[TEXT PROVIDED Boundary: Start]

When you talk about Veterans, you can’t avoid that minefield of clichés: They’re heroes, selfless, noble, courageous, fearless, they do what they do so we can roam this country freely, and they put service to their Nation above what’s good for themselves. They deliver on every adjective. Of all the injured Soldiers we’ve visited in the hospital, do you know what the No. 1 complaint is – across the board – amongst those wounded warriors? That they’re stuck in that hospital room and can’t get back overseas fast enough to help their comrades. Soldiers who are missing limbs are pissed they can’t get back into the very battle that crippled them, because they feel an obligation to help and protect their friends.
We met a Soldier at Walter Reed Hospital two years ago who was missing both legs. He told us about the IED blast that injured many Soldiers in his command. Shortly after the explosion he regained his senses and, realizing both legs were in bad shape, quickly found two tourniquets and tied them around his thighs. It wasn’t just to salvage what was left of his legs or to save his own life. He had morphine in his bag, but he didn’t use it. At least not on himself. Because in that dire moment, it wasn’t about him at all.
“I was the medic,” he explained. “Lots of our guys were hurt worse than me. It was my job to help them.”
At Mid-Ohio this season Ohio National Guard Adjutant General Deborah Ashenhurst told us the story of SFC Ty Henery, who was our team’s Hometown Hero for that weekend. He was serving in northern Afghanistan, when the small group he was in got ambushed. One of his buddies, MSG Doug Reed, got shot and was hit so badly it was quickly determined he probably wasn’t going to make it. The team knew they had to get Reed out of there immediately and to the nearest surgical team. As the Soldiers evacuated, only one of their Hummers was operable, and there wasn’t room inside the vehicle for the wounded MSG Reed. The Soldiers realized they’d have to transport him on the hood of their vehicle. And with enemy fire still raining down, SFC Henery, to protect his friend, laid on top of MSG Reed as they drove through the gunfire. He used his body as a shield, and returned fire on the enemies as they fled the kill zone. Under fire, SFC Henery stayed in that position for the entire six-mile ride.

[TEXT PROVIDED Boundary: End]
[EXCERPTED DATA Boundary: Start]

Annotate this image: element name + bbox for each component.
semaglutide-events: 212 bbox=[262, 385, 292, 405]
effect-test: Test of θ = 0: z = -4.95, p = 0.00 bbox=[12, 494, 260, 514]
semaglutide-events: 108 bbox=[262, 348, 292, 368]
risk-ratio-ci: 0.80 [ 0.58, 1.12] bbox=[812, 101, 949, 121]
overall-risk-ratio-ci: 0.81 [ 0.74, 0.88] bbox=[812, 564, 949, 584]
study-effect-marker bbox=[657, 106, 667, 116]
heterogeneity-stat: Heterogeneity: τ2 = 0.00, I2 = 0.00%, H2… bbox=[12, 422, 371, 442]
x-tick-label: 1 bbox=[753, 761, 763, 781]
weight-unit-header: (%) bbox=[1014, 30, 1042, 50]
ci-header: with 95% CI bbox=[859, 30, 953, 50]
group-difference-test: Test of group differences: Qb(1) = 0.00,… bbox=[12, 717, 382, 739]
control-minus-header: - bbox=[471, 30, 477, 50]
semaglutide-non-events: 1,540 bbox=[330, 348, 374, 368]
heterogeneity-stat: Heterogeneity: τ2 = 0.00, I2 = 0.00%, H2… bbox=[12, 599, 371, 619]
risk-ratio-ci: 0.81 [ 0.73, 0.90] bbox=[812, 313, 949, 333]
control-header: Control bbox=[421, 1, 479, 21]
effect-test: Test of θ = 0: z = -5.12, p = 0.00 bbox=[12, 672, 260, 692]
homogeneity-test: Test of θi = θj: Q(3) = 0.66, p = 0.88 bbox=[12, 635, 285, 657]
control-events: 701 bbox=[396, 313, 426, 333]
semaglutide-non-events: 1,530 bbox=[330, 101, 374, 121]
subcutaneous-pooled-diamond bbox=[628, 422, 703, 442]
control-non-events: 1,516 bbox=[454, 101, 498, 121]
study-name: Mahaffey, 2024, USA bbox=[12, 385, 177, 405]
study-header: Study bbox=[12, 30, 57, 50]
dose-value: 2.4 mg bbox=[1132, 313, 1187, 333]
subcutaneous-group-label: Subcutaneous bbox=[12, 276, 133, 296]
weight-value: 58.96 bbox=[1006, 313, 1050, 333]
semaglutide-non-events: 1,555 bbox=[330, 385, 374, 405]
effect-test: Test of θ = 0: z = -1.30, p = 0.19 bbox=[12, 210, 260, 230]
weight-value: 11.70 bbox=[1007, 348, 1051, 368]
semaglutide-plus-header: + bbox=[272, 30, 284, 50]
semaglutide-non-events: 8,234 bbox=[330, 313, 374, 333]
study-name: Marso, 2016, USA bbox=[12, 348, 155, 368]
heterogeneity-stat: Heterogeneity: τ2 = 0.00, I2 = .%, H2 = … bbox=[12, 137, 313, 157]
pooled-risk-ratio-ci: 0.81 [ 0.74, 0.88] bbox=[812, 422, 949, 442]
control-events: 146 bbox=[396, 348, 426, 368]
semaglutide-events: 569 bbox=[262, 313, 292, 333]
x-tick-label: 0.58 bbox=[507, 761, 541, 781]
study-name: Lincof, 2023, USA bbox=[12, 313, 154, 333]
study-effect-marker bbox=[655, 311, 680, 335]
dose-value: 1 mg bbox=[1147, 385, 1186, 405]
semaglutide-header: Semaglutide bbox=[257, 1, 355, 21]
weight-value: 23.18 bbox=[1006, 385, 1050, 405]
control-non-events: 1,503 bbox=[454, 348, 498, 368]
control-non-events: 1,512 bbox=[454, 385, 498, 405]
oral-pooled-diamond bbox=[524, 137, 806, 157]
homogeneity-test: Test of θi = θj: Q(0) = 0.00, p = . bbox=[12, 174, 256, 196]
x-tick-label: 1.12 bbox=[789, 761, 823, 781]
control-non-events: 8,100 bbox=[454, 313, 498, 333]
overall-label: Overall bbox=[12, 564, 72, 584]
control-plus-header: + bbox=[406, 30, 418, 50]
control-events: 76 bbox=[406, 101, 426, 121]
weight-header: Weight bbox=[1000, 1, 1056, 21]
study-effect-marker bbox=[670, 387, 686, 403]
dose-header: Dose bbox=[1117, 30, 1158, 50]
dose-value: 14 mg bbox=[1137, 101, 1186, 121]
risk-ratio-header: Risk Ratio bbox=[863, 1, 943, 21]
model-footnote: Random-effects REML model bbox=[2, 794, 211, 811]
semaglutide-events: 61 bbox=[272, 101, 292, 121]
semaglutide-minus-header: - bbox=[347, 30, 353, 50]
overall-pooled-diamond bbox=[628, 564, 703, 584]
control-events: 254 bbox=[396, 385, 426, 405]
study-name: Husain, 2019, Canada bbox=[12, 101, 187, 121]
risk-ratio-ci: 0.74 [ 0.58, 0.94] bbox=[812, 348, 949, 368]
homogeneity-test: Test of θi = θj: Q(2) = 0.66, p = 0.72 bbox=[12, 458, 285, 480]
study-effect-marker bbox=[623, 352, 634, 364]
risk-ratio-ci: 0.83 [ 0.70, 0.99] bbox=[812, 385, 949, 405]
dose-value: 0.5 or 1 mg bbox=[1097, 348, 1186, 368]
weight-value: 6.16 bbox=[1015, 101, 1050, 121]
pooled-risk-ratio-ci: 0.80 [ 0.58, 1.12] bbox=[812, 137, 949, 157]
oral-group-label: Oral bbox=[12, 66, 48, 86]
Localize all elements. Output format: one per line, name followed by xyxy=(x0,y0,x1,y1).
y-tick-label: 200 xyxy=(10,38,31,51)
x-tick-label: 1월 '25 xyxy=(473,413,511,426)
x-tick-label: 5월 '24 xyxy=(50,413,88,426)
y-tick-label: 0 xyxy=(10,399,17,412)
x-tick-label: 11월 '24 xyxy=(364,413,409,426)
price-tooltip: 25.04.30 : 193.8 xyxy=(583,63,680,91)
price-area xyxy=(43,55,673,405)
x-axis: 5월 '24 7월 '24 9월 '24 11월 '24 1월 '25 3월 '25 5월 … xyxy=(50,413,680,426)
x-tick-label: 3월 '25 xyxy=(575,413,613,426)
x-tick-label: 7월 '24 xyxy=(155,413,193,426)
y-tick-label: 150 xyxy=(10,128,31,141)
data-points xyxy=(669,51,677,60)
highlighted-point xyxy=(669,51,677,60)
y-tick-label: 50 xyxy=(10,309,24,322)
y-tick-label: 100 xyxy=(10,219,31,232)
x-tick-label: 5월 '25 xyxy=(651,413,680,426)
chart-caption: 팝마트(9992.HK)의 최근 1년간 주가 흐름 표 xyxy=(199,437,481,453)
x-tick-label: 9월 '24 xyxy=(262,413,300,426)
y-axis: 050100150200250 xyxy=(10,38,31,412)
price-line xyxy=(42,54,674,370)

[EXCERPTED DATA Boundary: End]

**PROBLEM STATEMENT:** Resume the passage about veterans and wounded soldiers, continuing right after its last sentence.

**REPLY:**
As you read this, MSG Reed is sitting at home alive and well with his family.
I haven’t written anything you haven’t heard a thousand times before. Please forgive me, but this is the only way I know how to say Thank You: To our ancestors who put down the pitchfork and picked up a rifle to create this great Nation. To those who fought to free slaves. To our great-grandfathers who turned concentration camps into tourist attractions. To everybody who lent much more than a hand before, during and after 9/11. To every man and women in uniform who has ever responded to a flood, fire, crash, riot, and every other tragedy that’s gone unseen. And to every Veteran that helped write all the pages of history that fall in-between.
Thanks to LTC Shawn Gardner for making my old dream of leading an NFL team onto the field come true. Thank you to SPC Joey Paulk for kicking adversity in the ass, and showing us what a real comeback is all about. Thank you to SFC Henery for proving that “No Man Left Behind” isn’t just a cute catch phrase. Thank you to the medic at Walter Reed Hospital whose disregard for his own life saved so many others. And thank you to every other Soldier I’ll never meet for being “Always Ready, Always There.”
I was never brave enough to wear that uniform.
Thank you to every Veteran that was.